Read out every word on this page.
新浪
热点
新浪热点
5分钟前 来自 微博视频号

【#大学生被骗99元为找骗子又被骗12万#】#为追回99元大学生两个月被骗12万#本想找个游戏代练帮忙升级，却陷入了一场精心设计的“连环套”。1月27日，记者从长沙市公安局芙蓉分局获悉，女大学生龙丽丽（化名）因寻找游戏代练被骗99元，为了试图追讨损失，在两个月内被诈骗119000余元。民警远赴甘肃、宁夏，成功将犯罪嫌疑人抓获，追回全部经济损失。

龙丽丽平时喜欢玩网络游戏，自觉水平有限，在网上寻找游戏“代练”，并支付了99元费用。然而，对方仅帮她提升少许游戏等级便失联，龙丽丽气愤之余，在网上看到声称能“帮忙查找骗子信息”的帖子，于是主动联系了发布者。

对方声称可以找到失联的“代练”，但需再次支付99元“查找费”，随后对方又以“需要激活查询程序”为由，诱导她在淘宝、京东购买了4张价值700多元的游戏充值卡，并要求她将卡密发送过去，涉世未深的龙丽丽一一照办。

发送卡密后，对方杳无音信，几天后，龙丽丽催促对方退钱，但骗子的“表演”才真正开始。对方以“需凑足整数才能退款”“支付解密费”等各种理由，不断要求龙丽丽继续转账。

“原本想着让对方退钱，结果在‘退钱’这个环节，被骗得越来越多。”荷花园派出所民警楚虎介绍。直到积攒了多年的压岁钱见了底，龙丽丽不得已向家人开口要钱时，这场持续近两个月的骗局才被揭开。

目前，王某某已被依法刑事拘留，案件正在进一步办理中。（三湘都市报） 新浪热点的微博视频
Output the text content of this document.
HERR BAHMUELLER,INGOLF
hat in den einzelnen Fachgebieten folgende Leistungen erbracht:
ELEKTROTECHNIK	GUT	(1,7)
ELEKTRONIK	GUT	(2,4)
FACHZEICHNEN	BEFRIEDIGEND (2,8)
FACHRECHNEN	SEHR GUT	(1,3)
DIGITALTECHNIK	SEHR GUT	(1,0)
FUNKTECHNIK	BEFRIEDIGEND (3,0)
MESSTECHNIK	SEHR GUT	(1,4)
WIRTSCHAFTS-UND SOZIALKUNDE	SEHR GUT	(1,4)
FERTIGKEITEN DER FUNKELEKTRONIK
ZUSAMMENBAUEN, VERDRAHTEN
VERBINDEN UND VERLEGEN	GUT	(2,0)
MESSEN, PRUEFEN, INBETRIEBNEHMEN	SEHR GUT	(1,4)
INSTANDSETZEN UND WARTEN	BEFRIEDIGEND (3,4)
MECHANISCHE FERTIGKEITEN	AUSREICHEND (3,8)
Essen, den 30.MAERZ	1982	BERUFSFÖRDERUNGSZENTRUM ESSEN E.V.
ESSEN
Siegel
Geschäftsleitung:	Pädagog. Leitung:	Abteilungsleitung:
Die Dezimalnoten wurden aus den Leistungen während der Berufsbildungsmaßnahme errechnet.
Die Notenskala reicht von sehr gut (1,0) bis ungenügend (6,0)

——

Direction - Your answer should be a single number: the count of lines in the entries that contain the word "FERTIGKEITEN".

The output - 2